▸ Entries:
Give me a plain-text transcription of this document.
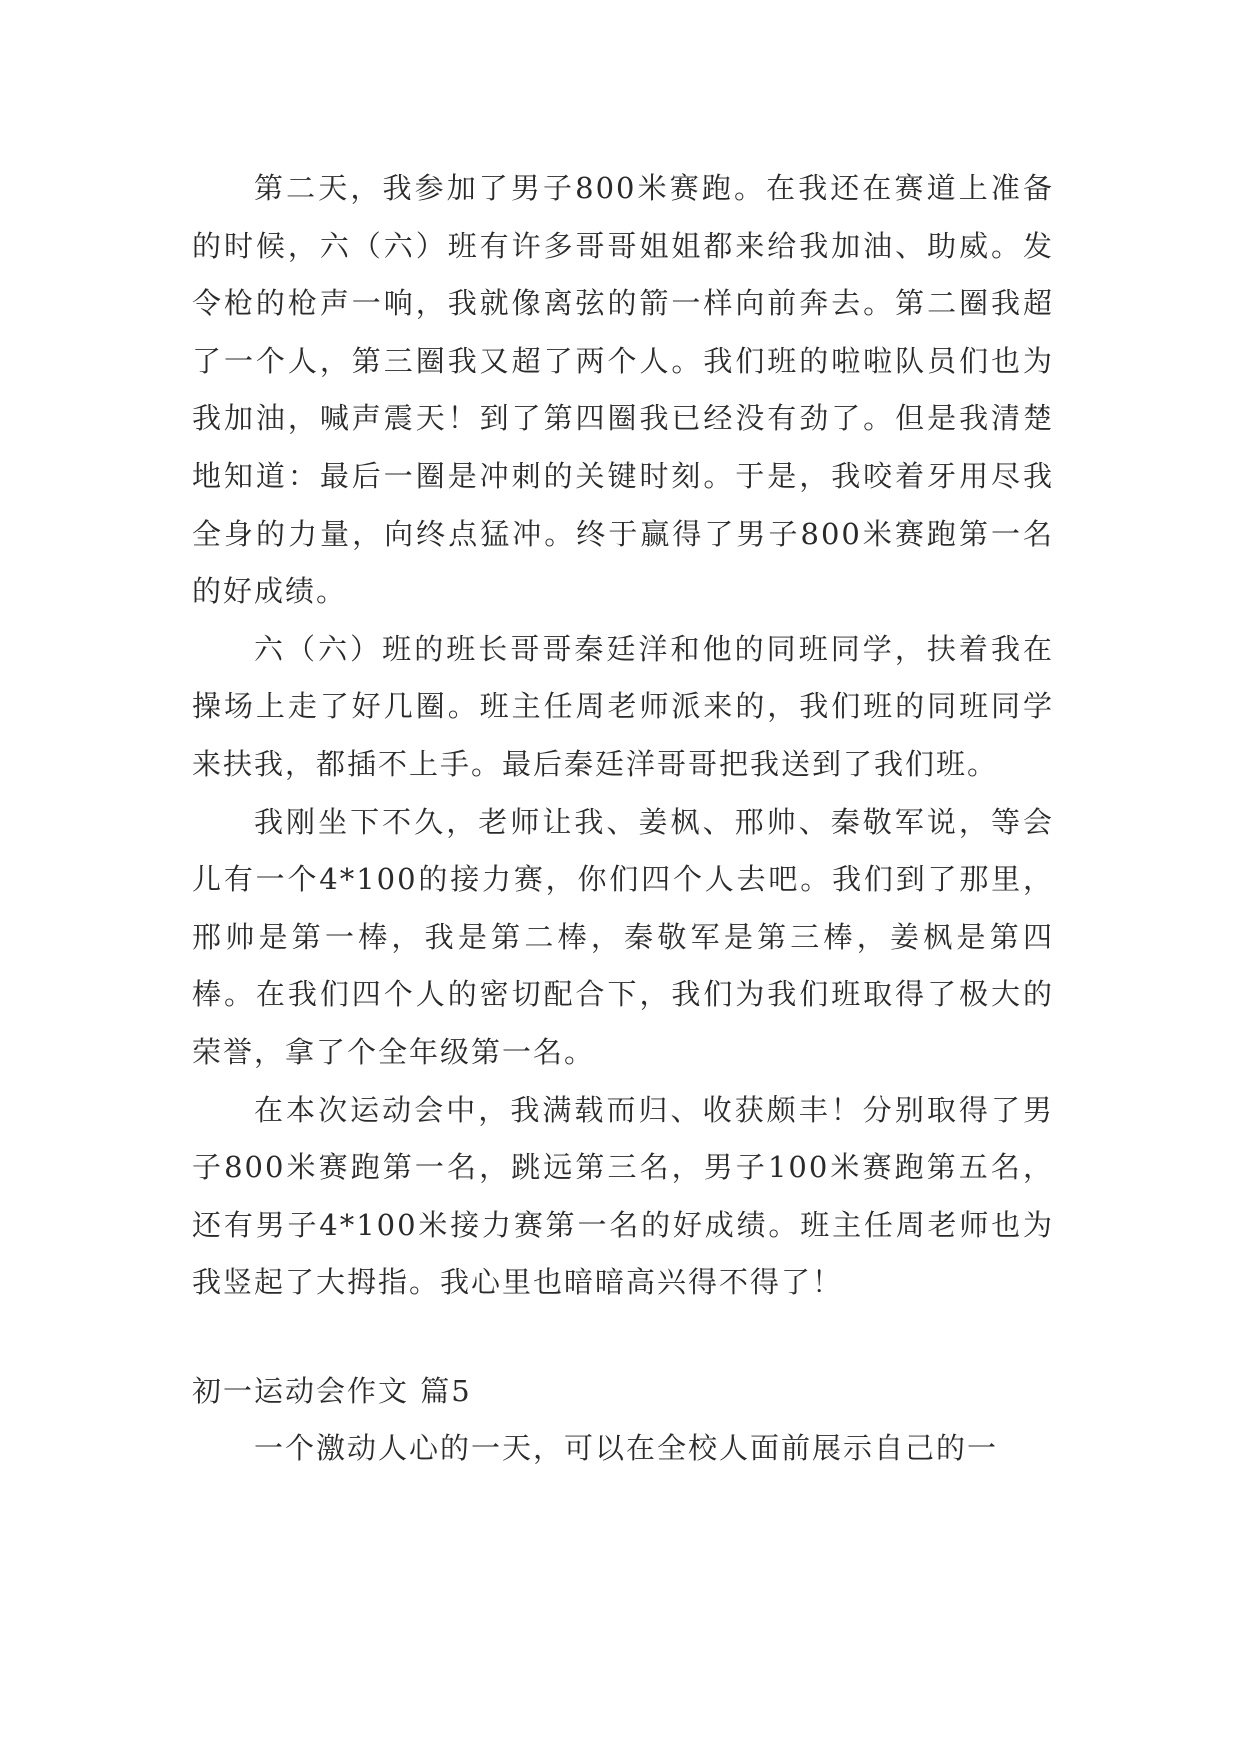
第二天，我参加了男子800米赛跑。在我还在赛道上准备的时候，六（六）班有许多哥哥姐姐都来给我加油、助威。发令枪的枪声一响，我就像离弦的箭一样向前奔去。第二圈我超了一个人，第三圈我又超了两个人。我们班的啦啦队员们也为我加油，喊声震天！到了第四圈我已经没有劲了。但是我清楚地知道：最后一圈是冲刺的关键时刻。于是，我咬着牙用尽我全身的力量，向终点猛冲。终于赢得了男子800米赛跑第一名的好成绩。

六（六）班的班长哥哥秦廷洋和他的同班同学，扶着我在操场上走了好几圈。班主任周老师派来的，我们班的同班同学来扶我，都插不上手。最后秦廷洋哥哥把我送到了我们班。

我刚坐下不久，老师让我、姜枫、邢帅、秦敬军说，等会儿有一个4*100的接力赛，你们四个人去吧。我们到了那里，邢帅是第一棒，我是第二棒，秦敬军是第三棒，姜枫是第四棒。在我们四个人的密切配合下，我们为我们班取得了极大的荣誉，拿了个全年级第一名。

在本次运动会中，我满载而归、收获颇丰！分别取得了男子800米赛跑第一名，跳远第三名，男子100米赛跑第五名，还有男子4*100米接力赛第一名的好成绩。班主任周老师也为我竖起了大拇指。我心里也暗暗高兴得不得了！

初一运动会作文 篇5

一个激动人心的一天，可以在全校人面前展示自己的一
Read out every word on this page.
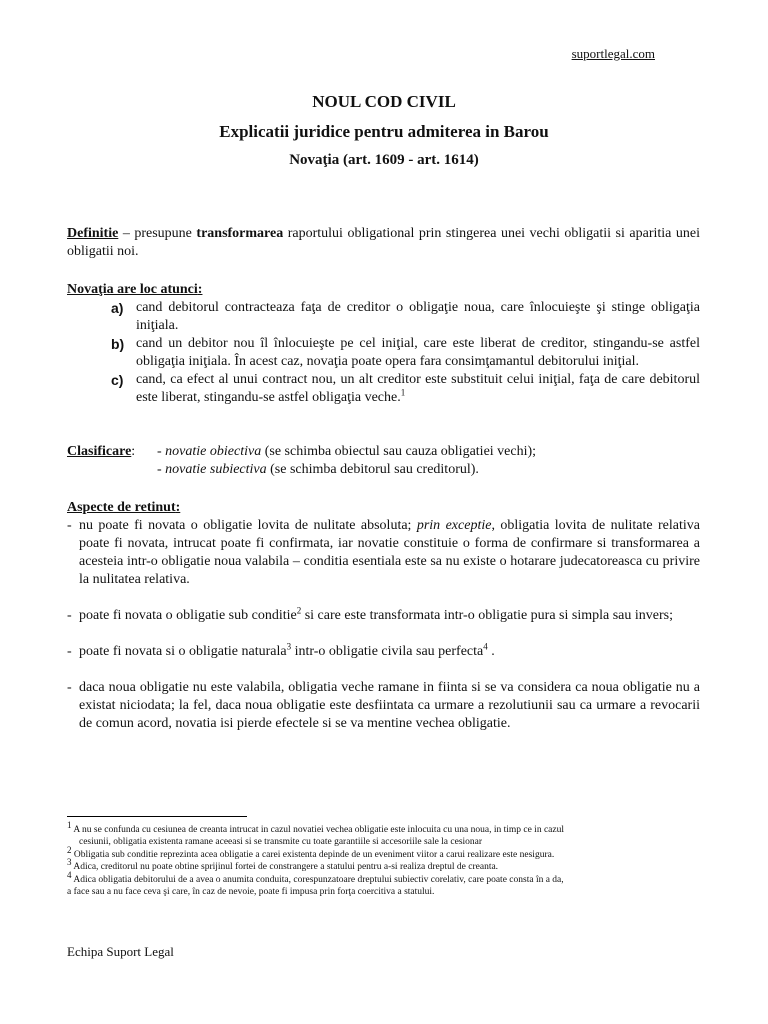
suportlegal.com

NOUL COD CIVIL

Explicatii juridice pentru admiterea in Barou

Novaţia (art. 1609 - art. 1614)

Definitie – presupune transformarea raportului obligational prin stingerea unei vechi obligatii si aparitia unei obligatii noi.
Novaţia are loc atunci:

a) cand debitorul contracteaza faţa de creditor o obligaţie noua, care înlocuieşte şi stinge obligaţia iniţiala.

b) cand un debitor nou îl înlocuieşte pe cel iniţial, care este liberat de creditor, stingandu-se astfel obligaţia iniţiala. În acest caz, novaţia poate opera fara consimţamantul debitorului iniţial.

c) cand, ca efect al unui contract nou, un alt creditor este substituit celui iniţial, faţa de care debitorul este liberat, stingandu-se astfel obligaţia veche.$^1$

Clasificare: - novatie obiectiva (se schimba obiectul sau cauza obligatiei vechi);
- novatie subiectiva (se schimba debitorul sau creditorul).
Aspecte de retinut:

- nu poate fi novata o obligatie lovita de nulitate absoluta; prin exceptie, obligatia lovita de nulitate relativa poate fi novata, intrucat poate fi confirmata, iar novatie constituie o forma de confirmare si transformarea a acesteia intr-o obligatie noua valabila – conditia esentiala este sa nu existe o hotarare judecatoreasca cu privire la nulitatea relativa.

- poate fi novata o obligatie sub conditie$^2$ si care este transformata intr-o obligatie pura si simpla sau invers;

- poate fi novata si o obligatie naturala$^3$ intr-o obligatie civila sau perfecta$^4$ .

- daca noua obligatie nu este valabila, obligatia veche ramane in fiinta si se va considera ca noua obligatie nu a existat niciodata; la fel, daca noua obligatie este desfiintata ca urmare a rezolutiunii sau ca urmare a revocarii de comun acord, novatia isi pierde efectele si se va mentine vechea obligatie.

$^1$ A nu se confunda cu cesiunea de creanta intrucat in cazul novatiei vechea obligatie este inlocuita cu una noua, in timp ce in cazul

cesiunii, obligatia existenta ramane aceeasi si se transmite cu toate garantiile si accesoriile sale la cesionar

$^2$ Obligatia sub conditie reprezinta acea obligatie a carei existenta depinde de un eveniment viitor a carui realizare este nesigura.

$^3$ Adica, creditorul nu poate obtine sprijinul fortei de constrangere a statului pentru a-si realiza dreptul de creanta.

$^4$ Adica obligatia debitorului de a avea o anumita conduita, corespunzatoare dreptului subiectiv corelativ, care poate consta în a da,

a face sau a nu face ceva şi care, în caz de nevoie, poate fi impusa prin forţa coercitiva a statului.

Echipa Suport Legal
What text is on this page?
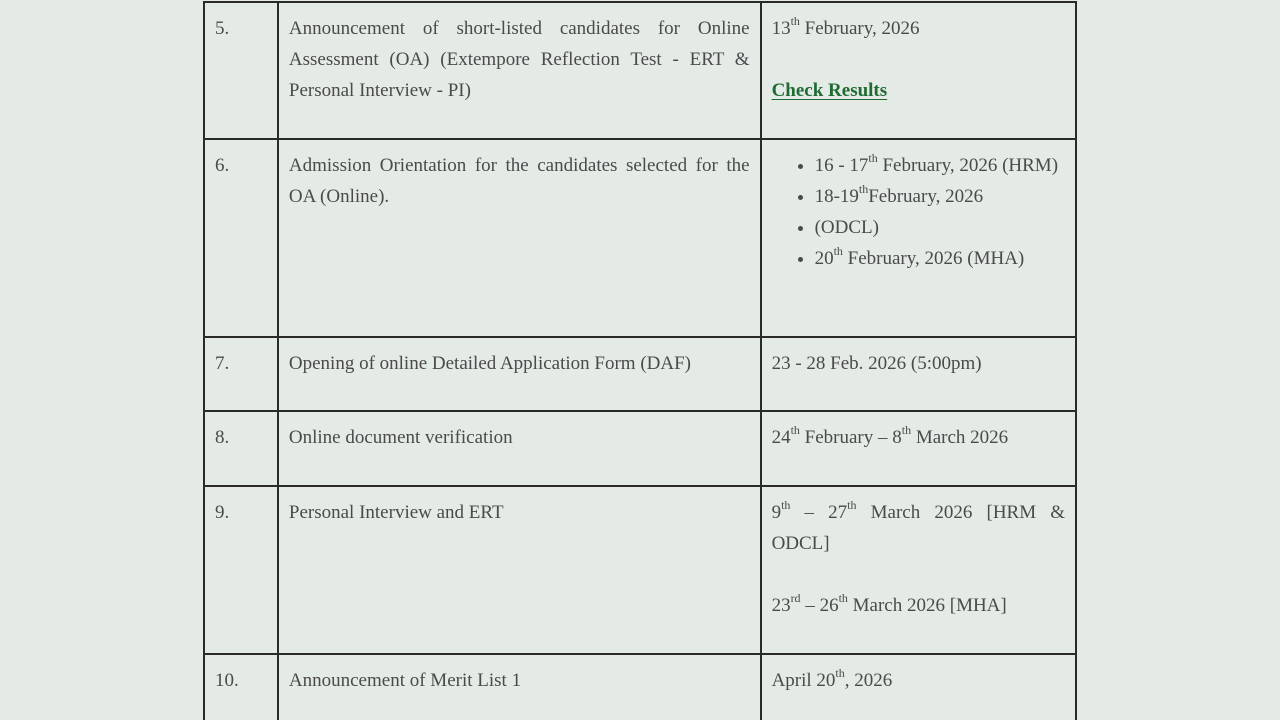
5.	Announcement of short-listed candidates for Online Assessment (OA) (Extempore Reflection Test - ERT & Personal Interview - PI)	13th February, 2026
Check Results

6.	Admission Orientation for the candidates selected for the OA (Online).	
• 16 - 17th February, 2026 (HRM)
• 18-19thFebruary, 2026
• (ODCL)
• 20th February, 2026 (MHA)

7.	Opening of online Detailed Application Form (DAF)	23 - 28 Feb. 2026 (5:00pm)
8.	Online document verification	24th February – 8th March 2026
9.	Personal Interview and ERT	9th – 27th March 2026 [HRM & ODCL]
23rd – 26th March 2026 [MHA]

10.	Announcement of Merit List 1	April 20th, 2026
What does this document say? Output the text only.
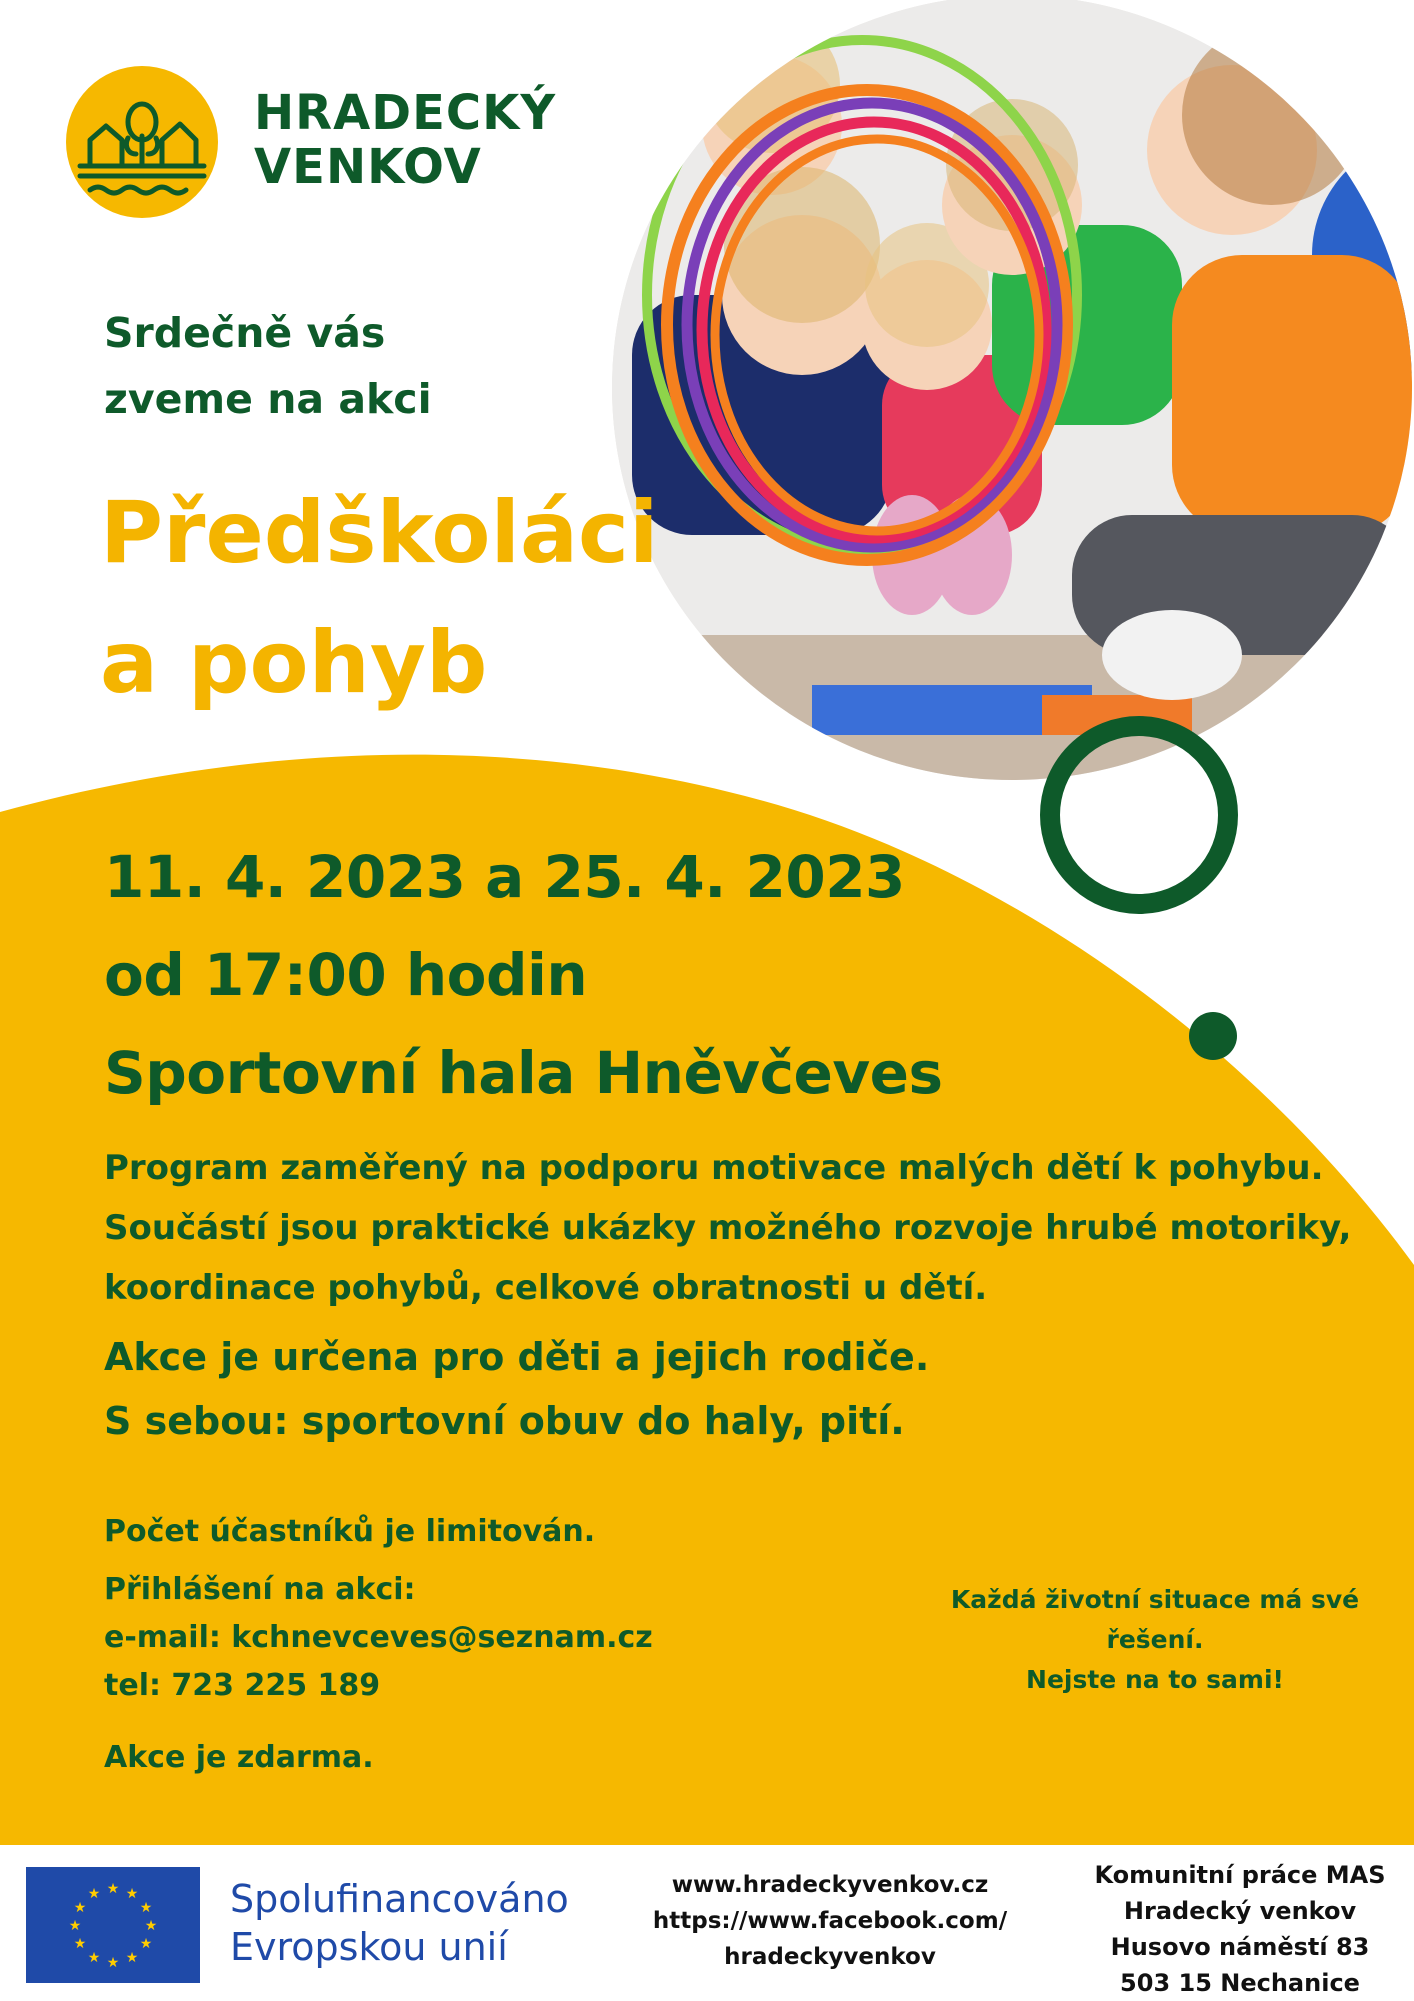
HRADECKÝ
VENKOV
Srdečně vás
zveme na akci
Předškoláci
a pohyb
11. 4. 2023 a 25. 4. 2023
od 17:00 hodin
Sportovní hala Hněvčeves
Program zaměřený na podporu motivace malých dětí k pohybu.
Součástí jsou praktické ukázky možného rozvoje hrubé motoriky,
koordinace pohybů, celkové obratnosti u dětí.
Akce je určena pro děti a jejich rodiče.
S sebou: sportovní obuv do haly, pití.
Počet účastníků je limitován.
Přihlášení na akci:
e-mail: kchnevceves@seznam.cz
tel: 723 225 189
Akce je zdarma.
Každá životní situace má své
řešení.
Nejste na to sami!
★ ★
★
★
★
★
★
★
★
★
★
★	Spolufinancováno
Evropskou unií
www.hradeckyvenkov.cz
https://www.facebook.com/
hradeckyvenkov
Komunitní práce MAS
Hradecký venkov
Husovo náměstí 83
503 15 Nechanice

▸ Task directions:
Read the lines above. Gather those in which the string "Announcement" is found.

▸ Solved exercise:
5.	Announcement of short-listed candidates for Online Assessment (OA) (Extempore Reflection Test - ERT & Personal Interview - PI)	13th February, 2026
10.	Announcement of Merit List 1	April 20th, 2026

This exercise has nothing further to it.